> **EXERCISE**
Exclude the pictures; give every entry again exactly as written.

Dataset listings of figures:

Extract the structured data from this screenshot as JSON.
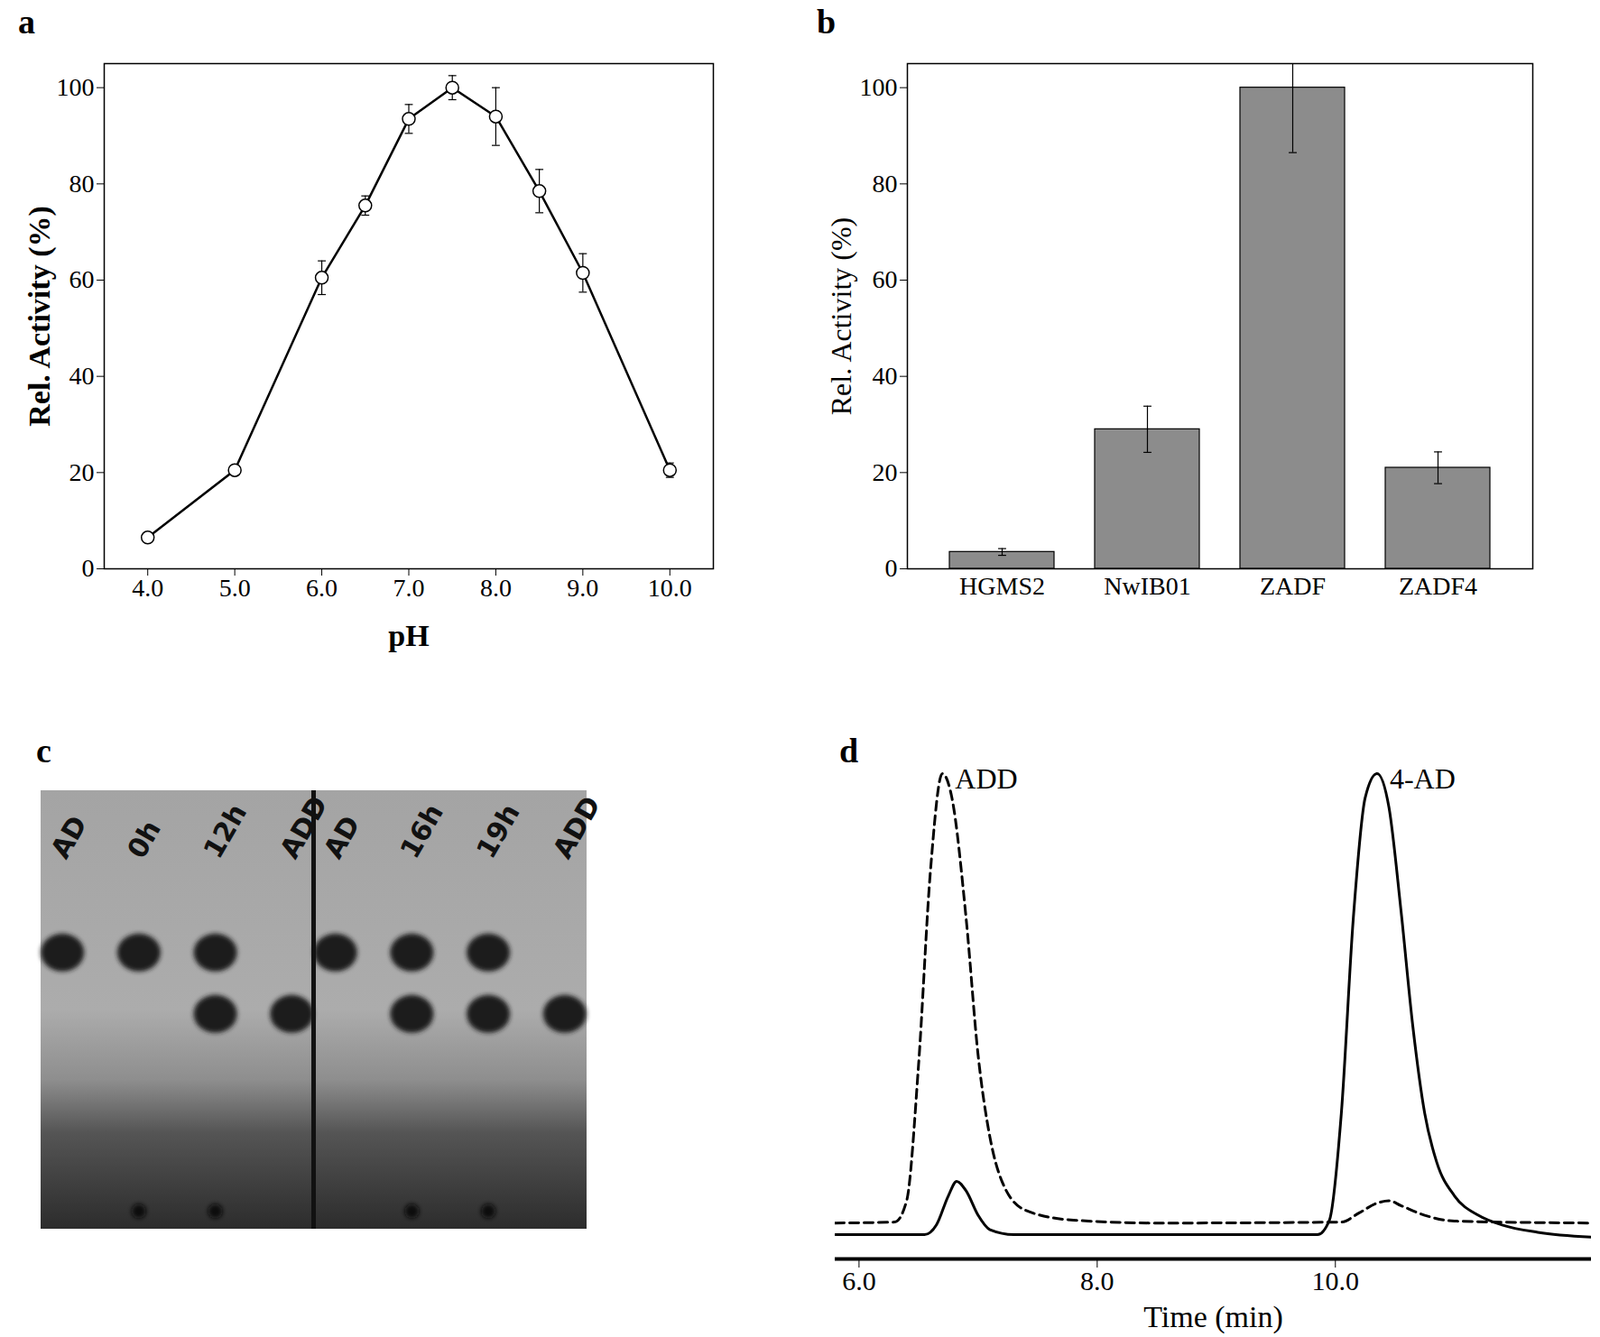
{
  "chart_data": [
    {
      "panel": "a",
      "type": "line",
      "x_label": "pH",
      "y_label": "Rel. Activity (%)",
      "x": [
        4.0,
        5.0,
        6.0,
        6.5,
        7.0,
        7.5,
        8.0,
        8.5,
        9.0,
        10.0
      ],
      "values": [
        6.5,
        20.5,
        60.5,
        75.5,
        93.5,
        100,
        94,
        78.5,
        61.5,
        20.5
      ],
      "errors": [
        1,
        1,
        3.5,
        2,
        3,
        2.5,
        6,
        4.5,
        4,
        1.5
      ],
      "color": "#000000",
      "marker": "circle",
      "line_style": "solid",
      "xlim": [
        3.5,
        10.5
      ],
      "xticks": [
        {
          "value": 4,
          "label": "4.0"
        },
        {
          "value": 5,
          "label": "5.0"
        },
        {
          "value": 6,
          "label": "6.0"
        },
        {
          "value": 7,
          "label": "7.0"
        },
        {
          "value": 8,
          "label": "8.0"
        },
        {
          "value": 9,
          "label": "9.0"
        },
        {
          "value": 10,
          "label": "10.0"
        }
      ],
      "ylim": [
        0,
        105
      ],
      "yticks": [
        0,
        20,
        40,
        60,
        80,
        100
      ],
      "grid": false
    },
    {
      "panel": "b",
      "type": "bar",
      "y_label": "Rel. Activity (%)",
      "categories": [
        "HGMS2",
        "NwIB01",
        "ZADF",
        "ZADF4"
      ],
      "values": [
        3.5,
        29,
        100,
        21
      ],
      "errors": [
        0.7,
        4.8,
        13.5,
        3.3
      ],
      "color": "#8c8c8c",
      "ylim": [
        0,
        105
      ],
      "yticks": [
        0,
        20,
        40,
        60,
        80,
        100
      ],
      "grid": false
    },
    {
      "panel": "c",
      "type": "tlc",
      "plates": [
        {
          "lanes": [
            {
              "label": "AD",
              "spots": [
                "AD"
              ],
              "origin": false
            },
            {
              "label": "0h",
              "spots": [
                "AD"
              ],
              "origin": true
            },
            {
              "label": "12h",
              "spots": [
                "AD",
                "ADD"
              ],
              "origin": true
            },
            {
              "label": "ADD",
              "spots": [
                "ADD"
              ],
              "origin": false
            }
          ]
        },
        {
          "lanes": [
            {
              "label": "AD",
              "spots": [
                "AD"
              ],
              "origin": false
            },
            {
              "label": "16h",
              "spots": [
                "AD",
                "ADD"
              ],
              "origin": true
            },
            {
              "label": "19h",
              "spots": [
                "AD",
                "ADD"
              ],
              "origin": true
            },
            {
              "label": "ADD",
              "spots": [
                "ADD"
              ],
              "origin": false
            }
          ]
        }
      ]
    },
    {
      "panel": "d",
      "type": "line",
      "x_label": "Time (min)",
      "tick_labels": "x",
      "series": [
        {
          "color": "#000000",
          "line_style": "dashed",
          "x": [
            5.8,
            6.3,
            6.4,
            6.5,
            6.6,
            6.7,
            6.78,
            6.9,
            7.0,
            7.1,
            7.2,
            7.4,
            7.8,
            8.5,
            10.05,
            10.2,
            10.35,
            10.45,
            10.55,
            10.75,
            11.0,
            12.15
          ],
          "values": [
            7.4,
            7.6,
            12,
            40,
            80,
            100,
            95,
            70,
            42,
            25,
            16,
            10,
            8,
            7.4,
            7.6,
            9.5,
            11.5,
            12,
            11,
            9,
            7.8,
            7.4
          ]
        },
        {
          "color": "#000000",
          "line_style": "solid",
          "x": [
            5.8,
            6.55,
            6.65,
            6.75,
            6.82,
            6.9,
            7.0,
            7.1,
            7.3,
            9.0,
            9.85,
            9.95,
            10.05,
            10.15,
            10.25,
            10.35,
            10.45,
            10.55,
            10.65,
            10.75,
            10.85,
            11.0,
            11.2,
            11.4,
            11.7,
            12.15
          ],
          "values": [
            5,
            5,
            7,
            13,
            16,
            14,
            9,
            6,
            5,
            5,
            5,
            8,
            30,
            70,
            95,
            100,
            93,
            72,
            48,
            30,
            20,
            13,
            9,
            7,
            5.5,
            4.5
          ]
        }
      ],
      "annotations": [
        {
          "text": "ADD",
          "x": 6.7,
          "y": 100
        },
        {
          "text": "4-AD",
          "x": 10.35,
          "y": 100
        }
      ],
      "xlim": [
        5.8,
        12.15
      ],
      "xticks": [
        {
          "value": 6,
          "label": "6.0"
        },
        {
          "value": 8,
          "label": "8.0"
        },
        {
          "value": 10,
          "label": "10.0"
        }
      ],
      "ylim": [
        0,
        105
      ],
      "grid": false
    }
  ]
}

> **FINAL ANSWER**
Extract the structured data from this screenshot as JSON.
{
  "chart_data": [
    {
      "panel": "a",
      "type": "line",
      "x_label": "pH",
      "y_label": "Rel. Activity (%)",
      "x": [
        4.0,
        5.0,
        6.0,
        6.5,
        7.0,
        7.5,
        8.0,
        8.5,
        9.0,
        10.0
      ],
      "values": [
        6.5,
        20.5,
        60.5,
        75.5,
        93.5,
        100,
        94,
        78.5,
        61.5,
        20.5
      ],
      "errors": [
        1,
        1,
        3.5,
        2,
        3,
        2.5,
        6,
        4.5,
        4,
        1.5
      ],
      "color": "#000000",
      "marker": "circle",
      "line_style": "solid",
      "xlim": [
        3.5,
        10.5
      ],
      "xticks": [
        {
          "value": 4,
          "label": "4.0"
        },
        {
          "value": 5,
          "label": "5.0"
        },
        {
          "value": 6,
          "label": "6.0"
        },
        {
          "value": 7,
          "label": "7.0"
        },
        {
          "value": 8,
          "label": "8.0"
        },
        {
          "value": 9,
          "label": "9.0"
        },
        {
          "value": 10,
          "label": "10.0"
        }
      ],
      "ylim": [
        0,
        105
      ],
      "yticks": [
        0,
        20,
        40,
        60,
        80,
        100
      ],
      "grid": false
    },
    {
      "panel": "b",
      "type": "bar",
      "y_label": "Rel. Activity (%)",
      "categories": [
        "HGMS2",
        "NwIB01",
        "ZADF",
        "ZADF4"
      ],
      "values": [
        3.5,
        29,
        100,
        21
      ],
      "errors": [
        0.7,
        4.8,
        13.5,
        3.3
      ],
      "color": "#8c8c8c",
      "ylim": [
        0,
        105
      ],
      "yticks": [
        0,
        20,
        40,
        60,
        80,
        100
      ],
      "grid": false
    },
    {
      "panel": "c",
      "type": "tlc",
      "plates": [
        {
          "lanes": [
            {
              "label": "AD",
              "spots": [
                "AD"
              ],
              "origin": false
            },
            {
              "label": "0h",
              "spots": [
                "AD"
              ],
              "origin": true
            },
            {
              "label": "12h",
              "spots": [
                "AD",
                "ADD"
              ],
              "origin": true
            },
            {
              "label": "ADD",
              "spots": [
                "ADD"
              ],
              "origin": false
            }
          ]
        },
        {
          "lanes": [
            {
              "label": "AD",
              "spots": [
                "AD"
              ],
              "origin": false
            },
            {
              "label": "16h",
              "spots": [
                "AD",
                "ADD"
              ],
              "origin": true
            },
            {
              "label": "19h",
              "spots": [
                "AD",
                "ADD"
              ],
              "origin": true
            },
            {
              "label": "ADD",
              "spots": [
                "ADD"
              ],
              "origin": false
            }
          ]
        }
      ]
    },
    {
      "panel": "d",
      "type": "line",
      "x_label": "Time (min)",
      "tick_labels": "x",
      "series": [
        {
          "color": "#000000",
          "line_style": "dashed",
          "x": [
            5.8,
            6.3,
            6.4,
            6.5,
            6.6,
            6.7,
            6.78,
            6.9,
            7.0,
            7.1,
            7.2,
            7.4,
            7.8,
            8.5,
            10.05,
            10.2,
            10.35,
            10.45,
            10.55,
            10.75,
            11.0,
            12.15
          ],
          "values": [
            7.4,
            7.6,
            12,
            40,
            80,
            100,
            95,
            70,
            42,
            25,
            16,
            10,
            8,
            7.4,
            7.6,
            9.5,
            11.5,
            12,
            11,
            9,
            7.8,
            7.4
          ]
        },
        {
          "color": "#000000",
          "line_style": "solid",
          "x": [
            5.8,
            6.55,
            6.65,
            6.75,
            6.82,
            6.9,
            7.0,
            7.1,
            7.3,
            9.0,
            9.85,
            9.95,
            10.05,
            10.15,
            10.25,
            10.35,
            10.45,
            10.55,
            10.65,
            10.75,
            10.85,
            11.0,
            11.2,
            11.4,
            11.7,
            12.15
          ],
          "values": [
            5,
            5,
            7,
            13,
            16,
            14,
            9,
            6,
            5,
            5,
            5,
            8,
            30,
            70,
            95,
            100,
            93,
            72,
            48,
            30,
            20,
            13,
            9,
            7,
            5.5,
            4.5
          ]
        }
      ],
      "annotations": [
        {
          "text": "ADD",
          "x": 6.7,
          "y": 100
        },
        {
          "text": "4-AD",
          "x": 10.35,
          "y": 100
        }
      ],
      "xlim": [
        5.8,
        12.15
      ],
      "xticks": [
        {
          "value": 6,
          "label": "6.0"
        },
        {
          "value": 8,
          "label": "8.0"
        },
        {
          "value": 10,
          "label": "10.0"
        }
      ],
      "ylim": [
        0,
        105
      ],
      "grid": false
    }
  ]
}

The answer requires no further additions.